* **YOUR INSTRUCTIONS**
Every line below should be repeated exactly.
--- Begin ---
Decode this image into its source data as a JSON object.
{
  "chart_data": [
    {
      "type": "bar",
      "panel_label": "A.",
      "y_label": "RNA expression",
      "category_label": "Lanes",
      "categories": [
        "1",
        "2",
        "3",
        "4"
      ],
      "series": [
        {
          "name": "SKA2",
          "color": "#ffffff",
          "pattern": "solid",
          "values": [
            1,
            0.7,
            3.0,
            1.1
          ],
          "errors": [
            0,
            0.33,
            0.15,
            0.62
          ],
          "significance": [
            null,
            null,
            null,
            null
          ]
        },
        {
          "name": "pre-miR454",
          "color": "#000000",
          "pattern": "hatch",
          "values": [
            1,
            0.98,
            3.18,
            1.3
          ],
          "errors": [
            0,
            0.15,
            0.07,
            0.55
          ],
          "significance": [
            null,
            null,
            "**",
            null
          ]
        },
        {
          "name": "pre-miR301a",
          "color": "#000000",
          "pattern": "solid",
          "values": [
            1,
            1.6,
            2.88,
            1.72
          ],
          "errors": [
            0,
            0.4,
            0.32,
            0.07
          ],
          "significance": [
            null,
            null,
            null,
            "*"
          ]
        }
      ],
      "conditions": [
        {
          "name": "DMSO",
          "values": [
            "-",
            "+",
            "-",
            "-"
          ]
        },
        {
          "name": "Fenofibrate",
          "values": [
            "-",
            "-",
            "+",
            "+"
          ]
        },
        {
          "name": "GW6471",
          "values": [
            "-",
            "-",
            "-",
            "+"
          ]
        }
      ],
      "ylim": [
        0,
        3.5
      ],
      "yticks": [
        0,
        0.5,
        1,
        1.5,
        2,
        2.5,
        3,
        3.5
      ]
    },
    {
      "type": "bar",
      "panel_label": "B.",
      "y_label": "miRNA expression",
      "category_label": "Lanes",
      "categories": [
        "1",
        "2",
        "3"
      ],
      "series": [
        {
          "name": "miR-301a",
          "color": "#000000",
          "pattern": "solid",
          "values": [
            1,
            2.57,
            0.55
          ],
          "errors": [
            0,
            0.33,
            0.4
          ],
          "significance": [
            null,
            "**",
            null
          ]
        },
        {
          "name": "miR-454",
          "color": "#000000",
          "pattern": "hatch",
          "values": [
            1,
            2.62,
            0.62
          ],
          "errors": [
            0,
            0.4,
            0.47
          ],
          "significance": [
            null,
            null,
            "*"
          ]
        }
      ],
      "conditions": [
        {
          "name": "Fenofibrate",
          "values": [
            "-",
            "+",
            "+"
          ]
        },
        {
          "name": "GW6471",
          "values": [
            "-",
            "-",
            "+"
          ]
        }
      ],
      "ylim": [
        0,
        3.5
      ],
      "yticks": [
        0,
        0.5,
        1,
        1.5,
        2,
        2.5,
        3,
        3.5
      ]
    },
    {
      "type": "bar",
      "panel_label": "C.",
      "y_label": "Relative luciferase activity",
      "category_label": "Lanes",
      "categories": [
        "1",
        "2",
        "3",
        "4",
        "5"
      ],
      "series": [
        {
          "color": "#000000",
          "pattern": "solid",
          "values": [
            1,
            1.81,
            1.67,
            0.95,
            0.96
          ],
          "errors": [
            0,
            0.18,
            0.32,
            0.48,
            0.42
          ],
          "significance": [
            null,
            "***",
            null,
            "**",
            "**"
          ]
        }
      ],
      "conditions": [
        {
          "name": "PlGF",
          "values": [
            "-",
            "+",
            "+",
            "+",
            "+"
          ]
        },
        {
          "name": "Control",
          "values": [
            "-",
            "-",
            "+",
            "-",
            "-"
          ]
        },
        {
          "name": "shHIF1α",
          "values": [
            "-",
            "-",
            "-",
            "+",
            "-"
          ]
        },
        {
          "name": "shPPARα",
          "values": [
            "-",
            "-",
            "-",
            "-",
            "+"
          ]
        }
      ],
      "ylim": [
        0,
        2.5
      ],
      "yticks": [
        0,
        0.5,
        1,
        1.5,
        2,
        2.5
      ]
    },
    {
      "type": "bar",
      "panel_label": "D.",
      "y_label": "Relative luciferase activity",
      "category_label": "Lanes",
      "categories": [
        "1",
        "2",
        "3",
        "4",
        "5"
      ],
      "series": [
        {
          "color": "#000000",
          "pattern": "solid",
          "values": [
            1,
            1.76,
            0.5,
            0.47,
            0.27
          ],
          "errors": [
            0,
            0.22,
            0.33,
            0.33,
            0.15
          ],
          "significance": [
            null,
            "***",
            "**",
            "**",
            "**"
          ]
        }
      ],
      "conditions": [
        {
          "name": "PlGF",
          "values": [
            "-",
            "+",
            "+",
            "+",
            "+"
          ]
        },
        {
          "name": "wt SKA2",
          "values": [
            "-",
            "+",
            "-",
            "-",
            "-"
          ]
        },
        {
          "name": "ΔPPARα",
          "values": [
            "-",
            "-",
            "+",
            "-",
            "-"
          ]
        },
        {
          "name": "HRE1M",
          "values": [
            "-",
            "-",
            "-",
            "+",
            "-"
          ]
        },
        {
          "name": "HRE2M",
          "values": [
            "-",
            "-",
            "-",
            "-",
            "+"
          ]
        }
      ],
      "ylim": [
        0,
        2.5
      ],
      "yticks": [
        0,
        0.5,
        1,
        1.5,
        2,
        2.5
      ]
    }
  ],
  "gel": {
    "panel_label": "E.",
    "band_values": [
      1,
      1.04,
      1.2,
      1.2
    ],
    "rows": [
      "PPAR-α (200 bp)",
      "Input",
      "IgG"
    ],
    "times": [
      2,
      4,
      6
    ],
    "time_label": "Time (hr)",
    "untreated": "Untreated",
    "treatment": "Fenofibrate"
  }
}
--- End ---
* **OUTPUT FOR THIS EXERCISE**
Decode this image into its source data as a JSON object.
{
  "chart_data": [
    {
      "type": "bar",
      "panel_label": "A.",
      "y_label": "RNA expression",
      "category_label": "Lanes",
      "categories": [
        "1",
        "2",
        "3",
        "4"
      ],
      "series": [
        {
          "name": "SKA2",
          "color": "#ffffff",
          "pattern": "solid",
          "values": [
            1,
            0.7,
            3.0,
            1.1
          ],
          "errors": [
            0,
            0.33,
            0.15,
            0.62
          ],
          "significance": [
            null,
            null,
            null,
            null
          ]
        },
        {
          "name": "pre-miR454",
          "color": "#000000",
          "pattern": "hatch",
          "values": [
            1,
            0.98,
            3.18,
            1.3
          ],
          "errors": [
            0,
            0.15,
            0.07,
            0.55
          ],
          "significance": [
            null,
            null,
            "**",
            null
          ]
        },
        {
          "name": "pre-miR301a",
          "color": "#000000",
          "pattern": "solid",
          "values": [
            1,
            1.6,
            2.88,
            1.72
          ],
          "errors": [
            0,
            0.4,
            0.32,
            0.07
          ],
          "significance": [
            null,
            null,
            null,
            "*"
          ]
        }
      ],
      "conditions": [
        {
          "name": "DMSO",
          "values": [
            "-",
            "+",
            "-",
            "-"
          ]
        },
        {
          "name": "Fenofibrate",
          "values": [
            "-",
            "-",
            "+",
            "+"
          ]
        },
        {
          "name": "GW6471",
          "values": [
            "-",
            "-",
            "-",
            "+"
          ]
        }
      ],
      "ylim": [
        0,
        3.5
      ],
      "yticks": [
        0,
        0.5,
        1,
        1.5,
        2,
        2.5,
        3,
        3.5
      ]
    },
    {
      "type": "bar",
      "panel_label": "B.",
      "y_label": "miRNA expression",
      "category_label": "Lanes",
      "categories": [
        "1",
        "2",
        "3"
      ],
      "series": [
        {
          "name": "miR-301a",
          "color": "#000000",
          "pattern": "solid",
          "values": [
            1,
            2.57,
            0.55
          ],
          "errors": [
            0,
            0.33,
            0.4
          ],
          "significance": [
            null,
            "**",
            null
          ]
        },
        {
          "name": "miR-454",
          "color": "#000000",
          "pattern": "hatch",
          "values": [
            1,
            2.62,
            0.62
          ],
          "errors": [
            0,
            0.4,
            0.47
          ],
          "significance": [
            null,
            null,
            "*"
          ]
        }
      ],
      "conditions": [
        {
          "name": "Fenofibrate",
          "values": [
            "-",
            "+",
            "+"
          ]
        },
        {
          "name": "GW6471",
          "values": [
            "-",
            "-",
            "+"
          ]
        }
      ],
      "ylim": [
        0,
        3.5
      ],
      "yticks": [
        0,
        0.5,
        1,
        1.5,
        2,
        2.5,
        3,
        3.5
      ]
    },
    {
      "type": "bar",
      "panel_label": "C.",
      "y_label": "Relative luciferase activity",
      "category_label": "Lanes",
      "categories": [
        "1",
        "2",
        "3",
        "4",
        "5"
      ],
      "series": [
        {
          "color": "#000000",
          "pattern": "solid",
          "values": [
            1,
            1.81,
            1.67,
            0.95,
            0.96
          ],
          "errors": [
            0,
            0.18,
            0.32,
            0.48,
            0.42
          ],
          "significance": [
            null,
            "***",
            null,
            "**",
            "**"
          ]
        }
      ],
      "conditions": [
        {
          "name": "PlGF",
          "values": [
            "-",
            "+",
            "+",
            "+",
            "+"
          ]
        },
        {
          "name": "Control",
          "values": [
            "-",
            "-",
            "+",
            "-",
            "-"
          ]
        },
        {
          "name": "shHIF1α",
          "values": [
            "-",
            "-",
            "-",
            "+",
            "-"
          ]
        },
        {
          "name": "shPPARα",
          "values": [
            "-",
            "-",
            "-",
            "-",
            "+"
          ]
        }
      ],
      "ylim": [
        0,
        2.5
      ],
      "yticks": [
        0,
        0.5,
        1,
        1.5,
        2,
        2.5
      ]
    },
    {
      "type": "bar",
      "panel_label": "D.",
      "y_label": "Relative luciferase activity",
      "category_label": "Lanes",
      "categories": [
        "1",
        "2",
        "3",
        "4",
        "5"
      ],
      "series": [
        {
          "color": "#000000",
          "pattern": "solid",
          "values": [
            1,
            1.76,
            0.5,
            0.47,
            0.27
          ],
          "errors": [
            0,
            0.22,
            0.33,
            0.33,
            0.15
          ],
          "significance": [
            null,
            "***",
            "**",
            "**",
            "**"
          ]
        }
      ],
      "conditions": [
        {
          "name": "PlGF",
          "values": [
            "-",
            "+",
            "+",
            "+",
            "+"
          ]
        },
        {
          "name": "wt SKA2",
          "values": [
            "-",
            "+",
            "-",
            "-",
            "-"
          ]
        },
        {
          "name": "ΔPPARα",
          "values": [
            "-",
            "-",
            "+",
            "-",
            "-"
          ]
        },
        {
          "name": "HRE1M",
          "values": [
            "-",
            "-",
            "-",
            "+",
            "-"
          ]
        },
        {
          "name": "HRE2M",
          "values": [
            "-",
            "-",
            "-",
            "-",
            "+"
          ]
        }
      ],
      "ylim": [
        0,
        2.5
      ],
      "yticks": [
        0,
        0.5,
        1,
        1.5,
        2,
        2.5
      ]
    }
  ],
  "gel": {
    "panel_label": "E.",
    "band_values": [
      1,
      1.04,
      1.2,
      1.2
    ],
    "rows": [
      "PPAR-α (200 bp)",
      "Input",
      "IgG"
    ],
    "times": [
      2,
      4,
      6
    ],
    "time_label": "Time (hr)",
    "untreated": "Untreated",
    "treatment": "Fenofibrate"
  }
}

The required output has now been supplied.